TASK DETAILS
Without the pictures, copy all the entries below exactly.

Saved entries
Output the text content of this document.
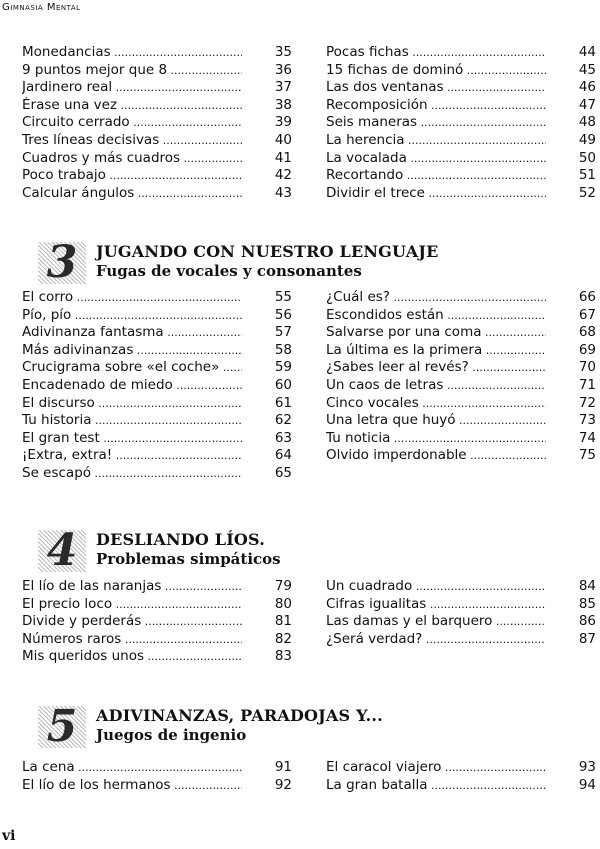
Gimnasia Mental
Monedancias .....	35
9 puntos mejor que 8 .....	36
Jardinero real .....	37
Érase una vez .....	38
Circuito cerrado .....	39
Tres líneas decisivas .....	40
Cuadros y más cuadros .....	41
Poco trabajo .....	42
Calcular ángulos .....	43
Pocas fichas .....	44
15 fichas de dominó .....	45
Las dos ventanas .....	46
Recomposición .....	47
Seis maneras .....	48
La herencia .....	49
La vocalada .....	50
Recortando .....	51
Dividir el trece .....	52
3	JUGANDO CON NUESTRO LENGUAJE
Fugas de vocales y consonantes
El corro .....	55
Pío, pío .....	56
Adivinanza fantasma .....	57
Más adivinanzas .....	58
Crucigrama sobre «el coche» .....	59
Encadenado de miedo .....	60
El discurso .....	61
Tu historia .....	62
El gran test .....	63
¡Extra, extra! .....	64
Se escapó .....	65
¿Cuál es? .....	66
Escondidos están .....	67
Salvarse por una coma .....	68
La última es la primera .....	69
¿Sabes leer al revés? .....	70
Un caos de letras .....	71
Cinco vocales .....	72
Una letra que huyó .....	73
Tu noticia .....	74
Olvido imperdonable .....	75
4	DESLIANDO LÍOS.
Problemas simpáticos
El lío de las naranjas .....	79
El precio loco .....	80
Divide y perderás .....	81
Números raros .....	82
Mis queridos unos .....	83
Un cuadrado .....	84
Cifras igualitas .....	85
Las damas y el barquero .....	86
¿Será verdad? .....	87
5	ADIVINANZAS, PARADOJAS Y...
Juegos de ingenio
La cena .....	91
El lío de los hermanos .....	92
El caracol viajero .....	93
La gran batalla .....	94
vi
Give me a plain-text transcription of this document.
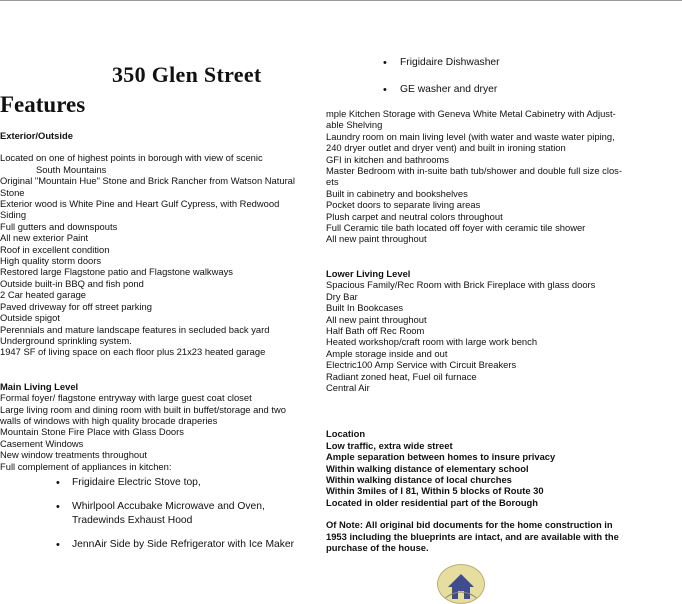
350 Glen Street
Features
• Frigidaire Dishwasher
• GE washer and dryer
Exterior/Outside
Located on one of highest points in borough with view of scenic
South Mountains
Original "Mountain Hue" Stone and Brick Rancher from Watson Natural
Stone
Exterior wood is White Pine and Heart Gulf Cypress, with Redwood
Siding
Full gutters and downspouts
All new exterior Paint
Roof in excellent condition
High quality storm doors
Restored large Flagstone patio and Flagstone walkways
Outside built-in BBQ and fish pond
2 Car heated garage
Paved driveway for off street parking
Outside spigot
Perennials and mature landscape features in secluded back yard
Underground sprinkling system.
1947 SF of living space on each floor plus 21x23 heated garage
Main Living Level
Formal foyer/ flagstone entryway with large guest coat closet
Large living room and dining room with built in buffet/storage and two
walls of windows with high quality brocade draperies
Mountain Stone Fire Place with Glass Doors
Casement Windows
New window treatments throughout
Full complement of appliances in kitchen:
• Frigidaire Electric Stove top,
• Whirlpool Accubake Microwave and Oven, Tradewinds Exhaust Hood
• JennAir Side by Side Refrigerator with Ice Maker
mple Kitchen Storage with Geneva White Metal Cabinetry with Adjust-
able Shelving
Laundry room on main living level (with water and waste water piping,
240 dryer outlet and dryer vent) and built in ironing station
GFI in kitchen and bathrooms
Master Bedroom with in-suite bath tub/shower and double full size clos-
ets
Built in cabinetry and bookshelves
Pocket doors to separate living areas
Plush carpet and neutral colors throughout
Full Ceramic tile bath located off foyer with ceramic tile shower
All new paint throughout
Lower Living Level
Spacious Family/Rec Room with Brick Fireplace with glass doors
Dry Bar
Built In Bookcases
All new paint throughout
Half Bath off Rec Room
Heated workshop/craft room with large work bench
Ample storage inside and out
Electric100 Amp Service with Circuit Breakers
Radiant zoned heat, Fuel oil furnace
Central Air
Location
Low traffic, extra wide street
Ample separation between homes to insure privacy
Within walking distance of elementary school
Within walking distance of local churches
Within 3miles of I 81, Within 5 blocks of Route 30
Located in older residential part of the Borough
Of Note: All original bid documents for the home construction in
1953 including the blueprints are intact, and are available with the
purchase of the house.
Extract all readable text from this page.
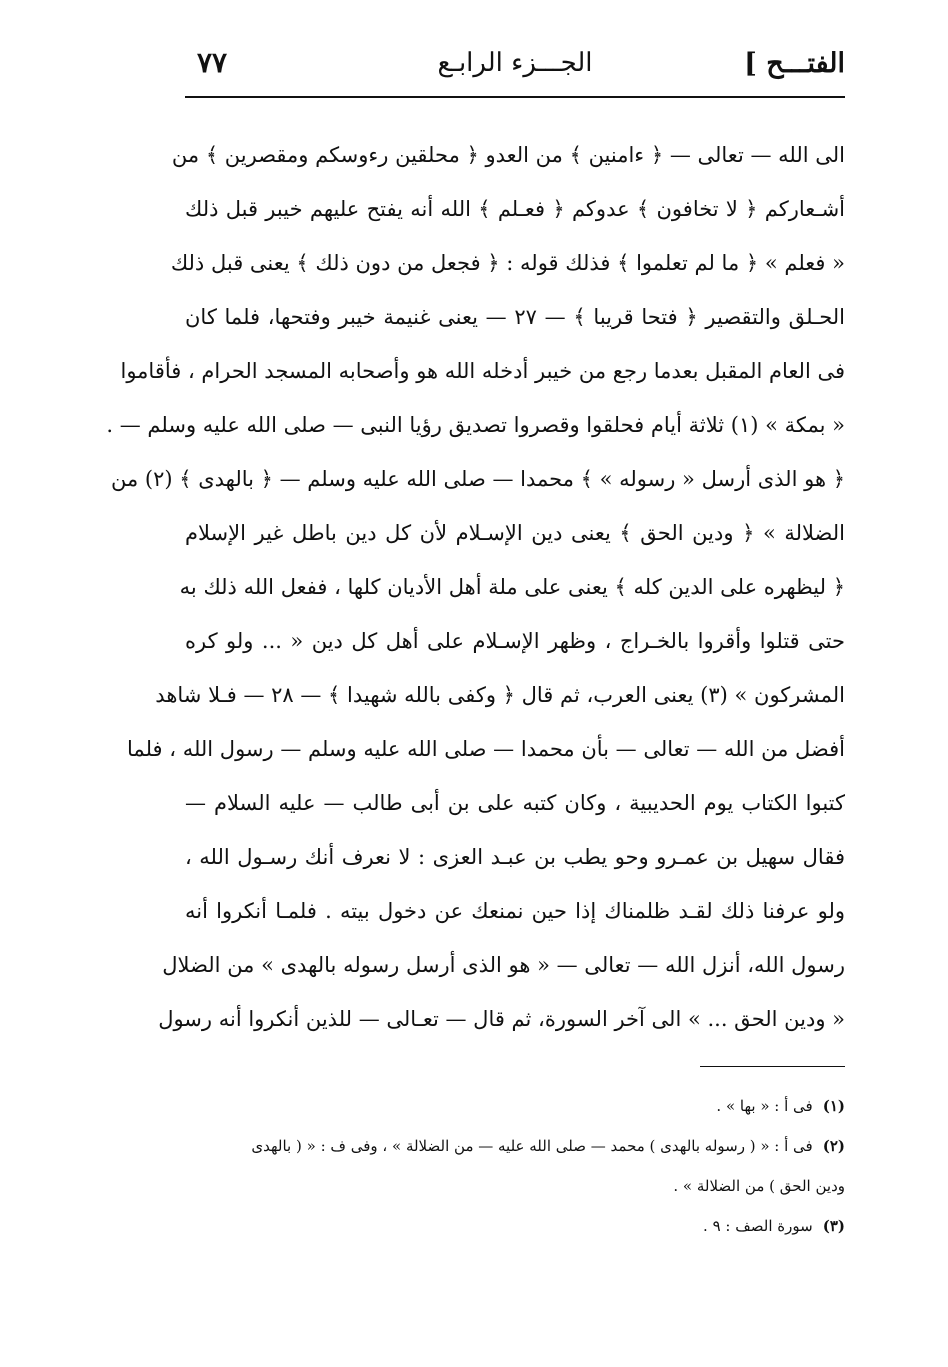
الفتـــح ]
الجـــزء الرابـع
٧٧
الى الله — تعالى — ﴿ ءامنين ﴾ من العدو ﴿ محلقين رءوسكم ومقصرين ﴾ من
أشـعاركم ﴿ لا تخافون ﴾ عدوكم ﴿ فعـلم ﴾ الله أنه يفتح عليهم خيبر قبل ذلك
« فعلم » ﴿ ما لم تعلموا ﴾ فذلك قوله : ﴿ فجعل من دون ذلك ﴾ يعنى قبل ذلك
الحـلق والتقصير ﴿ فتحا قريبا ﴾ — ٢٧ — يعنى غنيمة خيبر وفتحها، فلما كان
فى العام المقبل بعدما رجع من خيبر أدخله الله هو وأصحابه المسجد الحرام ، فأقاموا
« بمكة » (١) ثلاثة أيام فحلقوا وقصروا تصديق رؤيا النبى — صلى الله عليه وسلم — .
﴿ هو الذى أرسل « رسوله » ﴾ محمدا — صلى الله عليه وسلم — ﴿ بالهدى ﴾ (٢) من
الضلالة » ﴿ ودين الحق ﴾ يعنى دين الإسـلام لأن كل دين باطل غير الإسلام
﴿ ليظهره على الدين كله ﴾ يعنى على ملة أهل الأديان كلها ، ففعل الله ذلك به
حتى قتلوا وأقروا بالخـراج ، وظهر الإسـلام على أهل كل دين « ... ولو كره
المشركون » (٣) يعنى العرب، ثم قال ﴿ وكفى بالله شهيدا ﴾ — ٢٨ — فـلا شاهد
أفضل من الله — تعالى — بأن محمدا — صلى الله عليه وسلم — رسول الله ، فلما
كتبوا الكتاب يوم الحديبية ، وكان كتبه على بن أبى طالب — عليه السلام —
فقال سهيل بن عمـرو وحو يطب بن عبـد العزى : لا نعرف أنك رسـول الله ،
ولو عرفنا ذلك لقـد ظلمناك إذا حين نمنعك عن دخول بيته . فلمـا أنكروا أنه
رسول الله، أنزل الله — تعالى — « هو الذى أرسل رسوله بالهدى » من الضلال
« ودين الحق ... » الى آخر السورة، ثم قال — تعـالى — للذين أنكروا أنه رسول
(١)فى أ : « بها » .
(٢)فى أ : « ( رسوله بالهدى ) محمد — صلى الله عليه — من الضلالة » ، وفى ف : « ( بالهدى
ودين الحق ) من الضلالة » .
(٣)سورة الصف : ٩ .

OUTPUT OF THE EXERCISE
Output the text content of this document.
Gimnasia Mental
Monedancias .....	35
9 puntos mejor que 8 .....	36
Jardinero real .....	37
Érase una vez .....	38
Circuito cerrado .....	39
Tres líneas decisivas .....	40
Cuadros y más cuadros .....	41
Poco trabajo .....	42
Calcular ángulos .....	43
Pocas fichas .....	44
15 fichas de dominó .....	45
Las dos ventanas .....	46
Recomposición .....	47
Seis maneras .....	48
La herencia .....	49
La vocalada .....	50
Recortando .....	51
Dividir el trece .....	52
3	JUGANDO CON NUESTRO LENGUAJE
Fugas de vocales y consonantes
El corro .....	55
Pío, pío .....	56
Adivinanza fantasma .....	57
Más adivinanzas .....	58
Crucigrama sobre «el coche» .....	59
Encadenado de miedo .....	60
El discurso .....	61
Tu historia .....	62
El gran test .....	63
¡Extra, extra! .....	64
Se escapó .....	65
¿Cuál es? .....	66
Escondidos están .....	67
Salvarse por una coma .....	68
La última es la primera .....	69
¿Sabes leer al revés? .....	70
Un caos de letras .....	71
Cinco vocales .....	72
Una letra que huyó .....	73
Tu noticia .....	74
Olvido imperdonable .....	75
4	DESLIANDO LÍOS.
Problemas simpáticos
El lío de las naranjas .....	79
El precio loco .....	80
Divide y perderás .....	81
Números raros .....	82
Mis queridos unos .....	83
Un cuadrado .....	84
Cifras igualitas .....	85
Las damas y el barquero .....	86
¿Será verdad? .....	87
5	ADIVINANZAS, PARADOJAS Y...
Juegos de ingenio
La cena .....	91
El lío de los hermanos .....	92
El caracol viajero .....	93
La gran batalla .....	94
vi
Give me a plain-text transcription of this document.
350 Glen Street
Features
• Frigidaire Dishwasher
• GE washer and dryer
Exterior/Outside
Located on one of highest points in borough with view of scenic
South Mountains
Original "Mountain Hue" Stone and Brick Rancher from Watson Natural
Stone
Exterior wood is White Pine and Heart Gulf Cypress, with Redwood
Siding
Full gutters and downspouts
All new exterior Paint
Roof in excellent condition
High quality storm doors
Restored large Flagstone patio and Flagstone walkways
Outside built-in BBQ and fish pond
2 Car heated garage
Paved driveway for off street parking
Outside spigot
Perennials and mature landscape features in secluded back yard
Underground sprinkling system.
1947 SF of living space on each floor plus 21x23 heated garage
Main Living Level
Formal foyer/ flagstone entryway with large guest coat closet
Large living room and dining room with built in buffet/storage and two
walls of windows with high quality brocade draperies
Mountain Stone Fire Place with Glass Doors
Casement Windows
New window treatments throughout
Full complement of appliances in kitchen:
• Frigidaire Electric Stove top,
• Whirlpool Accubake Microwave and Oven, Tradewinds Exhaust Hood
• JennAir Side by Side Refrigerator with Ice Maker
mple Kitchen Storage with Geneva White Metal Cabinetry with Adjust-
able Shelving
Laundry room on main living level (with water and waste water piping,
240 dryer outlet and dryer vent) and built in ironing station
GFI in kitchen and bathrooms
Master Bedroom with in-suite bath tub/shower and double full size clos-
ets
Built in cabinetry and bookshelves
Pocket doors to separate living areas
Plush carpet and neutral colors throughout
Full Ceramic tile bath located off foyer with ceramic tile shower
All new paint throughout
Lower Living Level
Spacious Family/Rec Room with Brick Fireplace with glass doors
Dry Bar
Built In Bookcases
All new paint throughout
Half Bath off Rec Room
Heated workshop/craft room with large work bench
Ample storage inside and out
Electric100 Amp Service with Circuit Breakers
Radiant zoned heat, Fuel oil furnace
Central Air
Location
Low traffic, extra wide street
Ample separation between homes to insure privacy
Within walking distance of elementary school
Within walking distance of local churches
Within 3miles of I 81, Within 5 blocks of Route 30
Located in older residential part of the Borough
Of Note: All original bid documents for the home construction in
1953 including the blueprints are intact, and are available with the
purchase of the house.
Extract all readable text from this page.
الفتـــح ]
الجـــزء الرابـع
٧٧
الى الله — تعالى — ﴿ ءامنين ﴾ من العدو ﴿ محلقين رءوسكم ومقصرين ﴾ من
أشـعاركم ﴿ لا تخافون ﴾ عدوكم ﴿ فعـلم ﴾ الله أنه يفتح عليهم خيبر قبل ذلك
« فعلم » ﴿ ما لم تعلموا ﴾ فذلك قوله : ﴿ فجعل من دون ذلك ﴾ يعنى قبل ذلك
الحـلق والتقصير ﴿ فتحا قريبا ﴾ — ٢٧ — يعنى غنيمة خيبر وفتحها، فلما كان
فى العام المقبل بعدما رجع من خيبر أدخله الله هو وأصحابه المسجد الحرام ، فأقاموا
« بمكة » (١) ثلاثة أيام فحلقوا وقصروا تصديق رؤيا النبى — صلى الله عليه وسلم — .
﴿ هو الذى أرسل « رسوله » ﴾ محمدا — صلى الله عليه وسلم — ﴿ بالهدى ﴾ (٢) من
الضلالة » ﴿ ودين الحق ﴾ يعنى دين الإسـلام لأن كل دين باطل غير الإسلام
﴿ ليظهره على الدين كله ﴾ يعنى على ملة أهل الأديان كلها ، ففعل الله ذلك به
حتى قتلوا وأقروا بالخـراج ، وظهر الإسـلام على أهل كل دين « ... ولو كره
المشركون » (٣) يعنى العرب، ثم قال ﴿ وكفى بالله شهيدا ﴾ — ٢٨ — فـلا شاهد
أفضل من الله — تعالى — بأن محمدا — صلى الله عليه وسلم — رسول الله ، فلما
كتبوا الكتاب يوم الحديبية ، وكان كتبه على بن أبى طالب — عليه السلام —
فقال سهيل بن عمـرو وحو يطب بن عبـد العزى : لا نعرف أنك رسـول الله ،
ولو عرفنا ذلك لقـد ظلمناك إذا حين نمنعك عن دخول بيته . فلمـا أنكروا أنه
رسول الله، أنزل الله — تعالى — « هو الذى أرسل رسوله بالهدى » من الضلال
« ودين الحق ... » الى آخر السورة، ثم قال — تعـالى — للذين أنكروا أنه رسول
(١)فى أ : « بها » .
(٢)فى أ : « ( رسوله بالهدى ) محمد — صلى الله عليه — من الضلالة » ، وفى ف : « ( بالهدى
ودين الحق ) من الضلالة » .
(٣)سورة الصف : ٩ .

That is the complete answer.